--- REQUIREMENT ---
Show every line that has the string "page" in it.

--- TASK MATERIAL ---

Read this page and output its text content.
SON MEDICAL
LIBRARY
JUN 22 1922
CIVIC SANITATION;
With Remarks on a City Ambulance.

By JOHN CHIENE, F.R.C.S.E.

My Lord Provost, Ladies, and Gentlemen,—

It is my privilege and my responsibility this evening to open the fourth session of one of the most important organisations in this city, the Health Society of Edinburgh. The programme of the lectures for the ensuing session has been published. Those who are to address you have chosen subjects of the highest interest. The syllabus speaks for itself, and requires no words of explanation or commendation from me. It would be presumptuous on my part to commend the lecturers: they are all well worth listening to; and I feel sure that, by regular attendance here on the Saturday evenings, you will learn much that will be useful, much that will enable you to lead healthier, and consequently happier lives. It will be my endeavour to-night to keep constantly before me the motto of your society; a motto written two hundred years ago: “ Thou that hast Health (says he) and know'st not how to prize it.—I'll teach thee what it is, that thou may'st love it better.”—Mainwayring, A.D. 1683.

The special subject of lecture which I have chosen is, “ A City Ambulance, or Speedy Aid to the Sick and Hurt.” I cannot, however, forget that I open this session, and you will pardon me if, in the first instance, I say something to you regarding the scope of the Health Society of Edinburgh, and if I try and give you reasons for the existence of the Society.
---
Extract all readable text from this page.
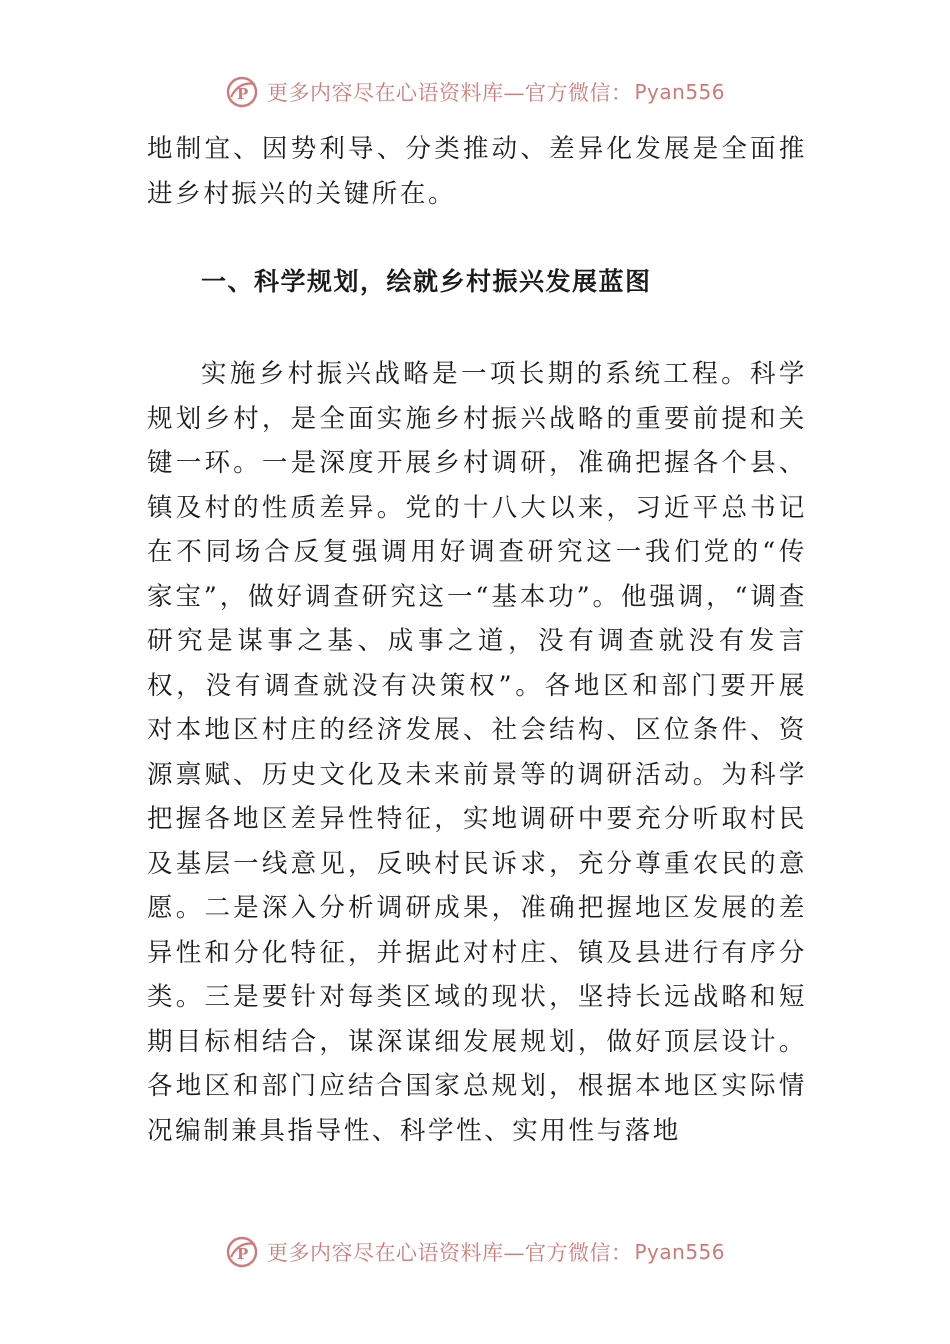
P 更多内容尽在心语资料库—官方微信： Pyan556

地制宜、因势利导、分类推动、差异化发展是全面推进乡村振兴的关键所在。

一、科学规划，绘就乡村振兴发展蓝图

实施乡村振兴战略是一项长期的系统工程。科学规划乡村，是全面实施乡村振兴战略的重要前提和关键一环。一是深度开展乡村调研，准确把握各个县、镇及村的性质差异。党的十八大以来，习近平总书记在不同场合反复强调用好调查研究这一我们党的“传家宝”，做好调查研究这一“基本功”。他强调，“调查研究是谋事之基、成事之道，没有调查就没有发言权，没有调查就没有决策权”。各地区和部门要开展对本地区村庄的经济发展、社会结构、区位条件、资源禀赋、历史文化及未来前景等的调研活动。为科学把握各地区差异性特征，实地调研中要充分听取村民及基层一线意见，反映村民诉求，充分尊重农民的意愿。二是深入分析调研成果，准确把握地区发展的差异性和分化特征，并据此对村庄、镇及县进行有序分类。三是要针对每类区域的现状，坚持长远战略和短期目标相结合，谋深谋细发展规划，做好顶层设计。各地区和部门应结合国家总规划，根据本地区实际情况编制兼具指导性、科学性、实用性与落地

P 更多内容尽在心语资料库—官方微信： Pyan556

--- ANSWER TO THE TASK ---
Read this page and output its text content.
Extract all readable text from this page.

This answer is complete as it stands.